• Directions for this task:
Reproduce the entire listing word for word.

-- BEGIN --

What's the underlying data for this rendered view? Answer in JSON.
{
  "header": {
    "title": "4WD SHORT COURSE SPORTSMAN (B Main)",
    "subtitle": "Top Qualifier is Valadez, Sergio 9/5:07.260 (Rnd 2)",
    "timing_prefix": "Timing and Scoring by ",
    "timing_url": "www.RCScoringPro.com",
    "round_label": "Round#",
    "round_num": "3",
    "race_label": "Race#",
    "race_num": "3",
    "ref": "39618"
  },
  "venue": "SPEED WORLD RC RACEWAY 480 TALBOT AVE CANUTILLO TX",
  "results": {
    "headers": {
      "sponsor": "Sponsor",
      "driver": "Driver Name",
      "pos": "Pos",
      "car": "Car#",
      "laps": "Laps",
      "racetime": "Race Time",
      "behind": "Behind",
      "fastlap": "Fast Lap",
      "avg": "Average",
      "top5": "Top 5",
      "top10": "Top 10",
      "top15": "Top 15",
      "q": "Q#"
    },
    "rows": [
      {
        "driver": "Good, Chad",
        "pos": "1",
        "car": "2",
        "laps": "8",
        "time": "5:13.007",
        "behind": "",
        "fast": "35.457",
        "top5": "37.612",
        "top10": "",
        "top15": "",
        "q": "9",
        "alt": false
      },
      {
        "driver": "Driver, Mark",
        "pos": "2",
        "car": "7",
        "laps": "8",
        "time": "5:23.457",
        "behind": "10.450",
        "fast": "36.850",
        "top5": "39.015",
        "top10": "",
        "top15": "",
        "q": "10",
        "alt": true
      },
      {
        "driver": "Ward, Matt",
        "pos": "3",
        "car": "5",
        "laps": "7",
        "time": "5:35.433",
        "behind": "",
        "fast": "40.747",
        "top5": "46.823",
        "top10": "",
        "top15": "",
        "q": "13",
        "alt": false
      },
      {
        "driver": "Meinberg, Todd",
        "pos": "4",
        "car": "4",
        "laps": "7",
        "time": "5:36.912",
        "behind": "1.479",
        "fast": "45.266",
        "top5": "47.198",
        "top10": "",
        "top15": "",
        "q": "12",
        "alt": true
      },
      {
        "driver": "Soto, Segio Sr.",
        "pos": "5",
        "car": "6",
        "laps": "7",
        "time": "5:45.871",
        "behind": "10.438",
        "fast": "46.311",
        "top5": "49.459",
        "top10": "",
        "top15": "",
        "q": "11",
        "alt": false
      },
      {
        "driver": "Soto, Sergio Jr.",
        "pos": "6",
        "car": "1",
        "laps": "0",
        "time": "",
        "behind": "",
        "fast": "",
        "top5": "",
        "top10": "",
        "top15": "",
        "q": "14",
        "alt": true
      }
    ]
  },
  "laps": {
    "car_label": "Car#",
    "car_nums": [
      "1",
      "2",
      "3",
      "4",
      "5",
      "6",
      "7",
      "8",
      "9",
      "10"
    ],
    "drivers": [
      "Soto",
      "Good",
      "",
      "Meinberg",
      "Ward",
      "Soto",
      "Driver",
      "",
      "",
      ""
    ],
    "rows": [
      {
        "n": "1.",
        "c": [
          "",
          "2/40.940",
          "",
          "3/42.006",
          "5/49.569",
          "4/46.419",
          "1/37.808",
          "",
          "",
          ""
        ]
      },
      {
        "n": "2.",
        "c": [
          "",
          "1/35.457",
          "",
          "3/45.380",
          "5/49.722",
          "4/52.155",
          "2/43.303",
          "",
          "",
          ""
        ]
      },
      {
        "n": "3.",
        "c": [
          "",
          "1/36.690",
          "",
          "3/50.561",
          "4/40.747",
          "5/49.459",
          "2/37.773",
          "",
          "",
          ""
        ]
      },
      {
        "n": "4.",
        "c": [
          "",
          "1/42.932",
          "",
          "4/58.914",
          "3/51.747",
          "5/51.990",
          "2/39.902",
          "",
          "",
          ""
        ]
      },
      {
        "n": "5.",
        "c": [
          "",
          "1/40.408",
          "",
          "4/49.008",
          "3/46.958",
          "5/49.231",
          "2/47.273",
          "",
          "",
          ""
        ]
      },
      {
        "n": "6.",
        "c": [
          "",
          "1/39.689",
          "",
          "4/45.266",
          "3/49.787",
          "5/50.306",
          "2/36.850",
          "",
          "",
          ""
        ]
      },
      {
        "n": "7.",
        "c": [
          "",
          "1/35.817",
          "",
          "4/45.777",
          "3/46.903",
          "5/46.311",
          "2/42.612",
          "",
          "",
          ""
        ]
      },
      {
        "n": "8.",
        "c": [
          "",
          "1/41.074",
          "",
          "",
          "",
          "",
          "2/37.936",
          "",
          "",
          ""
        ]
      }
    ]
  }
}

-- END --

• Answer to this problem:
What's the underlying data for this rendered view? Answer in JSON.
{
  "header": {
    "title": "4WD SHORT COURSE SPORTSMAN (B Main)",
    "subtitle": "Top Qualifier is Valadez, Sergio 9/5:07.260 (Rnd 2)",
    "timing_prefix": "Timing and Scoring by ",
    "timing_url": "www.RCScoringPro.com",
    "round_label": "Round#",
    "round_num": "3",
    "race_label": "Race#",
    "race_num": "3",
    "ref": "39618"
  },
  "venue": "SPEED WORLD RC RACEWAY 480 TALBOT AVE CANUTILLO TX",
  "results": {
    "headers": {
      "sponsor": "Sponsor",
      "driver": "Driver Name",
      "pos": "Pos",
      "car": "Car#",
      "laps": "Laps",
      "racetime": "Race Time",
      "behind": "Behind",
      "fastlap": "Fast Lap",
      "avg": "Average",
      "top5": "Top 5",
      "top10": "Top 10",
      "top15": "Top 15",
      "q": "Q#"
    },
    "rows": [
      {
        "driver": "Good, Chad",
        "pos": "1",
        "car": "2",
        "laps": "8",
        "time": "5:13.007",
        "behind": "",
        "fast": "35.457",
        "top5": "37.612",
        "top10": "",
        "top15": "",
        "q": "9",
        "alt": false
      },
      {
        "driver": "Driver, Mark",
        "pos": "2",
        "car": "7",
        "laps": "8",
        "time": "5:23.457",
        "behind": "10.450",
        "fast": "36.850",
        "top5": "39.015",
        "top10": "",
        "top15": "",
        "q": "10",
        "alt": true
      },
      {
        "driver": "Ward, Matt",
        "pos": "3",
        "car": "5",
        "laps": "7",
        "time": "5:35.433",
        "behind": "",
        "fast": "40.747",
        "top5": "46.823",
        "top10": "",
        "top15": "",
        "q": "13",
        "alt": false
      },
      {
        "driver": "Meinberg, Todd",
        "pos": "4",
        "car": "4",
        "laps": "7",
        "time": "5:36.912",
        "behind": "1.479",
        "fast": "45.266",
        "top5": "47.198",
        "top10": "",
        "top15": "",
        "q": "12",
        "alt": true
      },
      {
        "driver": "Soto, Segio Sr.",
        "pos": "5",
        "car": "6",
        "laps": "7",
        "time": "5:45.871",
        "behind": "10.438",
        "fast": "46.311",
        "top5": "49.459",
        "top10": "",
        "top15": "",
        "q": "11",
        "alt": false
      },
      {
        "driver": "Soto, Sergio Jr.",
        "pos": "6",
        "car": "1",
        "laps": "0",
        "time": "",
        "behind": "",
        "fast": "",
        "top5": "",
        "top10": "",
        "top15": "",
        "q": "14",
        "alt": true
      }
    ]
  },
  "laps": {
    "car_label": "Car#",
    "car_nums": [
      "1",
      "2",
      "3",
      "4",
      "5",
      "6",
      "7",
      "8",
      "9",
      "10"
    ],
    "drivers": [
      "Soto",
      "Good",
      "",
      "Meinberg",
      "Ward",
      "Soto",
      "Driver",
      "",
      "",
      ""
    ],
    "rows": [
      {
        "n": "1.",
        "c": [
          "",
          "2/40.940",
          "",
          "3/42.006",
          "5/49.569",
          "4/46.419",
          "1/37.808",
          "",
          "",
          ""
        ]
      },
      {
        "n": "2.",
        "c": [
          "",
          "1/35.457",
          "",
          "3/45.380",
          "5/49.722",
          "4/52.155",
          "2/43.303",
          "",
          "",
          ""
        ]
      },
      {
        "n": "3.",
        "c": [
          "",
          "1/36.690",
          "",
          "3/50.561",
          "4/40.747",
          "5/49.459",
          "2/37.773",
          "",
          "",
          ""
        ]
      },
      {
        "n": "4.",
        "c": [
          "",
          "1/42.932",
          "",
          "4/58.914",
          "3/51.747",
          "5/51.990",
          "2/39.902",
          "",
          "",
          ""
        ]
      },
      {
        "n": "5.",
        "c": [
          "",
          "1/40.408",
          "",
          "4/49.008",
          "3/46.958",
          "5/49.231",
          "2/47.273",
          "",
          "",
          ""
        ]
      },
      {
        "n": "6.",
        "c": [
          "",
          "1/39.689",
          "",
          "4/45.266",
          "3/49.787",
          "5/50.306",
          "2/36.850",
          "",
          "",
          ""
        ]
      },
      {
        "n": "7.",
        "c": [
          "",
          "1/35.817",
          "",
          "4/45.777",
          "3/46.903",
          "5/46.311",
          "2/42.612",
          "",
          "",
          ""
        ]
      },
      {
        "n": "8.",
        "c": [
          "",
          "1/41.074",
          "",
          "",
          "",
          "",
          "2/37.936",
          "",
          "",
          ""
        ]
      }
    ]
  }
}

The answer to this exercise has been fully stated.